** Start RECORDS SHOWN **

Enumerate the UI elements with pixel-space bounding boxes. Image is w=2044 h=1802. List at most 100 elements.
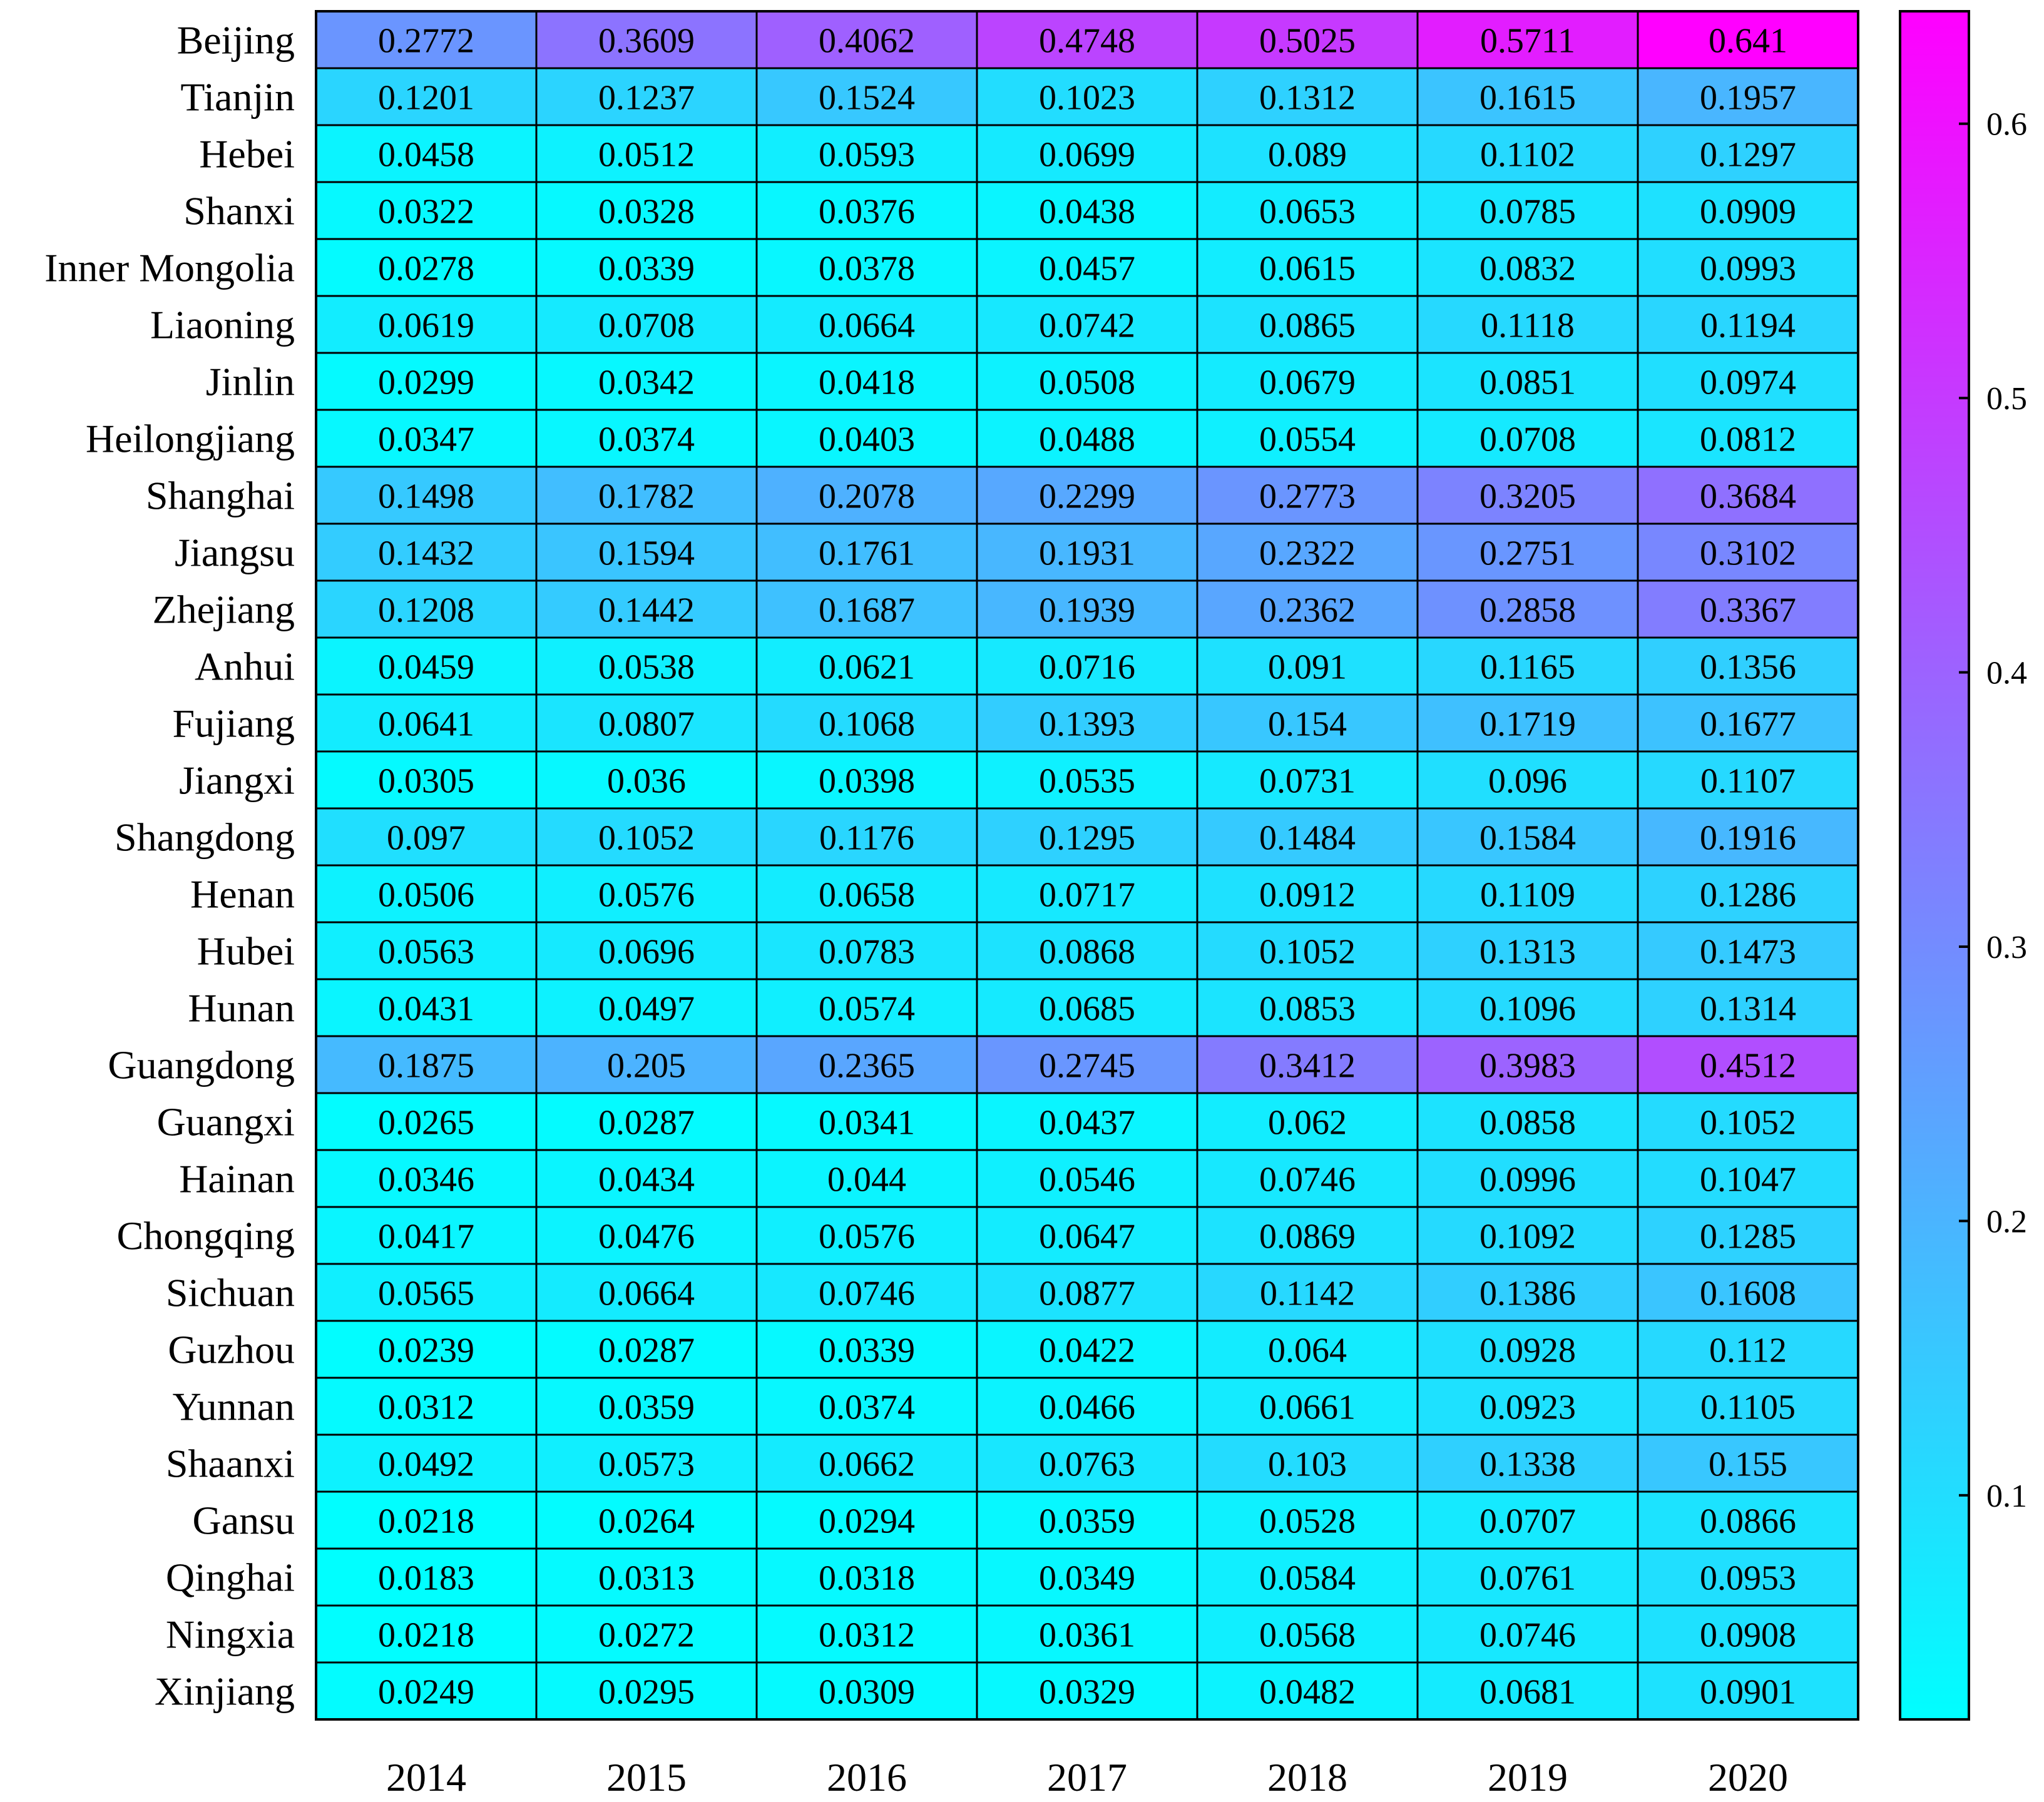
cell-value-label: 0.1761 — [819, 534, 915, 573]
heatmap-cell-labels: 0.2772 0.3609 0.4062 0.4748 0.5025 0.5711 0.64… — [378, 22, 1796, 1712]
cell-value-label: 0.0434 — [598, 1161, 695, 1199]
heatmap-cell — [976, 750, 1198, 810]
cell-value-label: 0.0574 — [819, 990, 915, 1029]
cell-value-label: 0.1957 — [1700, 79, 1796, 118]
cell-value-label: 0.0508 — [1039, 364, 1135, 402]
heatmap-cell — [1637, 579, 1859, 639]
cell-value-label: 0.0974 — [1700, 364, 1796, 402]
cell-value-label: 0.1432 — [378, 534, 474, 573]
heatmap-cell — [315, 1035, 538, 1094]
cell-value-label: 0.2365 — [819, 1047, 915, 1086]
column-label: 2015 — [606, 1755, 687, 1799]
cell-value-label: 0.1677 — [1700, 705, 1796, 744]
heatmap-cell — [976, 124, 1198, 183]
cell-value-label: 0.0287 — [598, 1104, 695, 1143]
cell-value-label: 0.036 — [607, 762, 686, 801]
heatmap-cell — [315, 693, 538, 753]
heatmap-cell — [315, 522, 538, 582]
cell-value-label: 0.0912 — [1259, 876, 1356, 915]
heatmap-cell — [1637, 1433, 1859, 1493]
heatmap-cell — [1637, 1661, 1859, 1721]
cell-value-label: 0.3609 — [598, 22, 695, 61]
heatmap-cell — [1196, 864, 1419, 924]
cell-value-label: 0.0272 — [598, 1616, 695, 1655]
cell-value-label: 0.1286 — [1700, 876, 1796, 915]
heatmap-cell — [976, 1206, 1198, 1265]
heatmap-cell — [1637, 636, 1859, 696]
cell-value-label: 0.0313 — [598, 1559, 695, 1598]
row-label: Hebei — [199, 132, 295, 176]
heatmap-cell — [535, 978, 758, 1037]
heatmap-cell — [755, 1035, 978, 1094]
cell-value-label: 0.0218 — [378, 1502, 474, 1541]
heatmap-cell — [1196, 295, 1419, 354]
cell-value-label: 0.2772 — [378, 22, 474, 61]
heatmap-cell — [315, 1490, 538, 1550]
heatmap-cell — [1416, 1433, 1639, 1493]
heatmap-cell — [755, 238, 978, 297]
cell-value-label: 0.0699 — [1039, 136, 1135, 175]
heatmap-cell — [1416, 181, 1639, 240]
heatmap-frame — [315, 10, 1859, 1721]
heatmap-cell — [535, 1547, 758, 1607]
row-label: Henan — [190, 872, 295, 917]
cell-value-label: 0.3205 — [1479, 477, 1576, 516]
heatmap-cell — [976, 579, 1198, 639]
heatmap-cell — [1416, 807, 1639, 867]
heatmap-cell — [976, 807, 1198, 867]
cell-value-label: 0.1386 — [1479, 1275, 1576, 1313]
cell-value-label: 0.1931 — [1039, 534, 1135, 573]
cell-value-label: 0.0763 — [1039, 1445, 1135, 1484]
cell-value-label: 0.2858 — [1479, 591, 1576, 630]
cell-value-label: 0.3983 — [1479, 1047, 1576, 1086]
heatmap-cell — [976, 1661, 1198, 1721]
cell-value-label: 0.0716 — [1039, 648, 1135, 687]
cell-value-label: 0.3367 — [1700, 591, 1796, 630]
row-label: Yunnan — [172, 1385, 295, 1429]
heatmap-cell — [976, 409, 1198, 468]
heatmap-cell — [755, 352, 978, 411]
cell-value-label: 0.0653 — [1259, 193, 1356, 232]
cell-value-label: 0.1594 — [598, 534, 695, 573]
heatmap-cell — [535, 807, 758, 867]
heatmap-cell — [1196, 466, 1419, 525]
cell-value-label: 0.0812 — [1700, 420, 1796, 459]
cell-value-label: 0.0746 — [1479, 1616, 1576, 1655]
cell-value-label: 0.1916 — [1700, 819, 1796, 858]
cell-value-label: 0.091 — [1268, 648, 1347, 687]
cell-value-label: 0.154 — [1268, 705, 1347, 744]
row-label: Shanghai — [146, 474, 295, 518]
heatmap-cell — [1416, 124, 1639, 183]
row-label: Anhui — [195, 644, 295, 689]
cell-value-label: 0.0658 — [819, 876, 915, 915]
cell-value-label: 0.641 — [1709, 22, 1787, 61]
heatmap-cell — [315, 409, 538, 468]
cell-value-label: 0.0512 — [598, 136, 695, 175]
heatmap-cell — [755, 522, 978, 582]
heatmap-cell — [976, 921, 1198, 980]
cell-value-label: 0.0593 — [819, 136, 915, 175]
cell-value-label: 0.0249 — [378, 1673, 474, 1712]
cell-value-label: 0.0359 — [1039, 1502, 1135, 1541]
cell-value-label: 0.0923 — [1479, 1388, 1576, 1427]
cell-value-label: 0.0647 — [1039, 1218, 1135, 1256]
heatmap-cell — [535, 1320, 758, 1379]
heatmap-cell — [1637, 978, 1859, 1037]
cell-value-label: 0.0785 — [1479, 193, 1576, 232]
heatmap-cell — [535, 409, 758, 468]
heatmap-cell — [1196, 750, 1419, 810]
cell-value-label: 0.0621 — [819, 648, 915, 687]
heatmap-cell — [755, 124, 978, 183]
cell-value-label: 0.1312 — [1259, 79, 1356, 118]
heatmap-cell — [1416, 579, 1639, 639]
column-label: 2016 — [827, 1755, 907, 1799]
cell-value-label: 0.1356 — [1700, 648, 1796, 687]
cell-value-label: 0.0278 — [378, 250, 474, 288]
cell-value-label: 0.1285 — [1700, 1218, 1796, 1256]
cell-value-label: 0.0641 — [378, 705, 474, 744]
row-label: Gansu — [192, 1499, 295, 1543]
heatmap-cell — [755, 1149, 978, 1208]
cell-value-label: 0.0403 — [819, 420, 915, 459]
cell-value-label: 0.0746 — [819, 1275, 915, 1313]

** End RECORDS SHOWN **
** Start RECORDS SHOWN **

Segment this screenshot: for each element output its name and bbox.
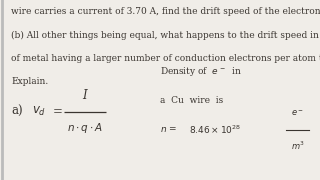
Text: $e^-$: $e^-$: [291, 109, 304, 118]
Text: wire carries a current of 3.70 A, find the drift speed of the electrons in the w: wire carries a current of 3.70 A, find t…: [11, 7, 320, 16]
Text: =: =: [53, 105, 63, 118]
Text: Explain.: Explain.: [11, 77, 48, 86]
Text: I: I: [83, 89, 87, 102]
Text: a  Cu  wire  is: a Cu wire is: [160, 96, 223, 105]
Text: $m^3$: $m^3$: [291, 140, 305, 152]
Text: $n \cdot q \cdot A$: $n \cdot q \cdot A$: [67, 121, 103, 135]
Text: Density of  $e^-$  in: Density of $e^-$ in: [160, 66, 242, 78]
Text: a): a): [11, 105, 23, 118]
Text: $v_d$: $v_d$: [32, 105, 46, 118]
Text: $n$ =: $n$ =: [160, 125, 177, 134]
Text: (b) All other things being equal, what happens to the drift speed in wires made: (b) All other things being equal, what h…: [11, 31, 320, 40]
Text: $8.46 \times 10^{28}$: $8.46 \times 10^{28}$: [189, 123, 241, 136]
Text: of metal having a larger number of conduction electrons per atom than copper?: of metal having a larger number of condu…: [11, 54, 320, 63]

** End RECORDS SHOWN **
** Start RECORDS SHOWN **

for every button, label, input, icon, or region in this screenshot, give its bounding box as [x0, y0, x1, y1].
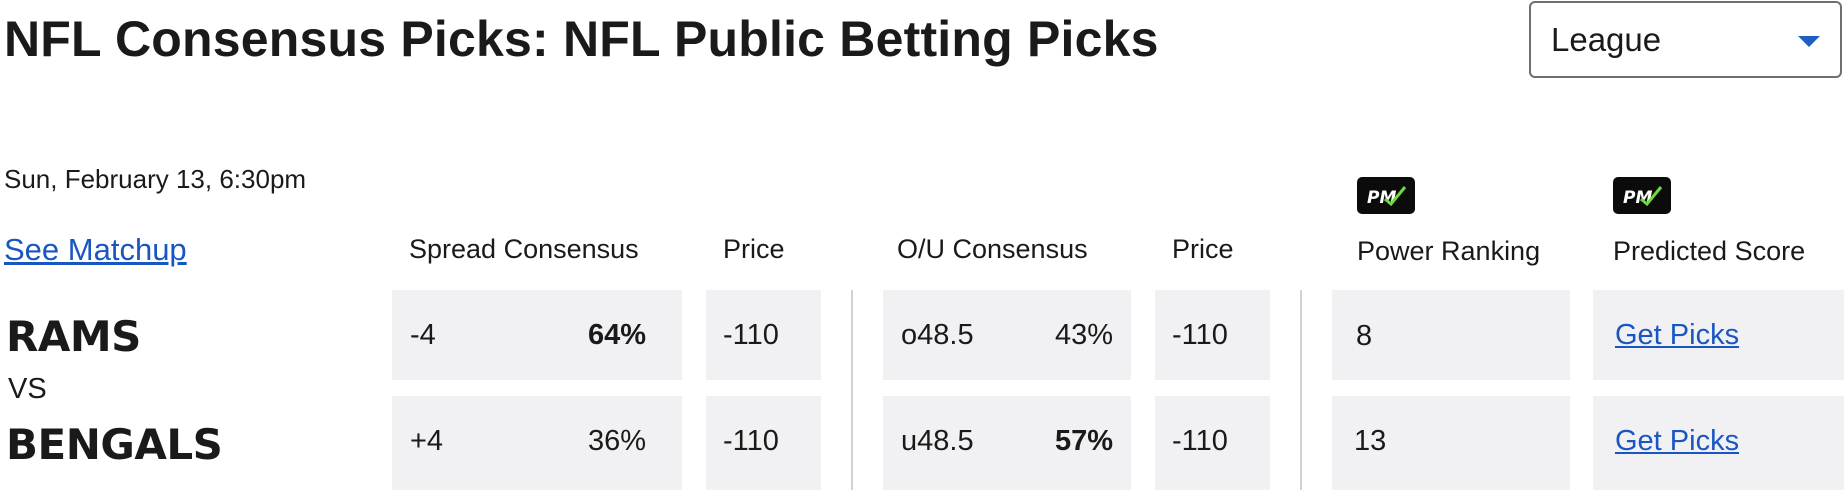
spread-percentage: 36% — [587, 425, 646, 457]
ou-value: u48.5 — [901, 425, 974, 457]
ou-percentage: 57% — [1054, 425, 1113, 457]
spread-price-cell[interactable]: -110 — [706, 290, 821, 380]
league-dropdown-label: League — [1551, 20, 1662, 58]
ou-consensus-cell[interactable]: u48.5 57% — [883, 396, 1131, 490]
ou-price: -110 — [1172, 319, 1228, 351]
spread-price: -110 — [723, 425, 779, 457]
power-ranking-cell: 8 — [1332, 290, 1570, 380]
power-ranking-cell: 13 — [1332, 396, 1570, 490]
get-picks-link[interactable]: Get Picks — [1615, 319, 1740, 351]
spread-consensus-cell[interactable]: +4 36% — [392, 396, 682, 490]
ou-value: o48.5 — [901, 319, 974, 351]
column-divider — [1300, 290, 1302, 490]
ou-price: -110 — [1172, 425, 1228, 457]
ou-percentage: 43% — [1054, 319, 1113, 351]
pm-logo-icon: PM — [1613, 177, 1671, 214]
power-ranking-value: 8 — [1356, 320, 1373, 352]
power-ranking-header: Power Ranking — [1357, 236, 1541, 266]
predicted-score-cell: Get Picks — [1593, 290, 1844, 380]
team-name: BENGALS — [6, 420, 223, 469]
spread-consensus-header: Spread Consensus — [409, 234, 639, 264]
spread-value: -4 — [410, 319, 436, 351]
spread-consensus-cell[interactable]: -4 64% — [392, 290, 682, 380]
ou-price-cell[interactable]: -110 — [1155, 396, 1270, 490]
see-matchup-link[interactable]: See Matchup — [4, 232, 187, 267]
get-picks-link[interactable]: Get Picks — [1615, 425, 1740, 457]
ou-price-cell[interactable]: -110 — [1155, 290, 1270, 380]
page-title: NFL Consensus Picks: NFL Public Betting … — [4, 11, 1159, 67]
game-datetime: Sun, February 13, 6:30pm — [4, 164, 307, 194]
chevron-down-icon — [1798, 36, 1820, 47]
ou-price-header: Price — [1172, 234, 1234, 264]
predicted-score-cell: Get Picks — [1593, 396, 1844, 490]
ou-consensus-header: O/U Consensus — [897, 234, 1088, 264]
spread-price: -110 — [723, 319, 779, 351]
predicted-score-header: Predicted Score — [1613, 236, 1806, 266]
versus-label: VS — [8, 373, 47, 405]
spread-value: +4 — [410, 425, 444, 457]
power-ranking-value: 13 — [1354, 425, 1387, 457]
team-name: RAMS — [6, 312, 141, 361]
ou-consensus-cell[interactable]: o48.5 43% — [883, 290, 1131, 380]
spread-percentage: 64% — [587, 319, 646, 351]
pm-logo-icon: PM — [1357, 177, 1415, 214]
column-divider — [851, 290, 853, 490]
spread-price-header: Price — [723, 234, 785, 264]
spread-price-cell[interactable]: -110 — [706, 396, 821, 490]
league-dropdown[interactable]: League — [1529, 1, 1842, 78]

** End RECORDS SHOWN **

AIM:
Change "drift speed" to "drift velocity" in the entries starting at the line containing "Text: $e^-$: $e^-$: [291, 109, 304, 118]" and ending at the line containing "Text: of metal", then write out only those lines with nothing else altered.

FULL ANSWER:
Text: $e^-$: $e^-$: [291, 109, 304, 118]
Text: wire carries a current of 3.70 A, find the drift velocity of the electrons in the w: wire carries a current of 3.70 A, find t…: [11, 7, 320, 16]
Text: =: =: [53, 105, 63, 118]
Text: Explain.: Explain.: [11, 77, 48, 86]
Text: I: I: [83, 89, 87, 102]
Text: a  Cu  wire  is: a Cu wire is: [160, 96, 223, 105]
Text: $m^3$: $m^3$: [291, 140, 305, 152]
Text: $n \cdot q \cdot A$: $n \cdot q \cdot A$: [67, 121, 103, 135]
Text: Density of  $e^-$  in: Density of $e^-$ in: [160, 66, 242, 78]
Text: a): a): [11, 105, 23, 118]
Text: $v_d$: $v_d$: [32, 105, 46, 118]
Text: $n$ =: $n$ =: [160, 125, 177, 134]
Text: (b) All other things being equal, what happens to the drift velocity in wires made: (b) All other things being equal, what h…: [11, 31, 320, 40]
Text: $8.46 \times 10^{28}$: $8.46 \times 10^{28}$: [189, 123, 241, 136]
Text: of metal having a larger number of conduction electrons per atom than copper?: of metal having a larger number of condu…: [11, 54, 320, 63]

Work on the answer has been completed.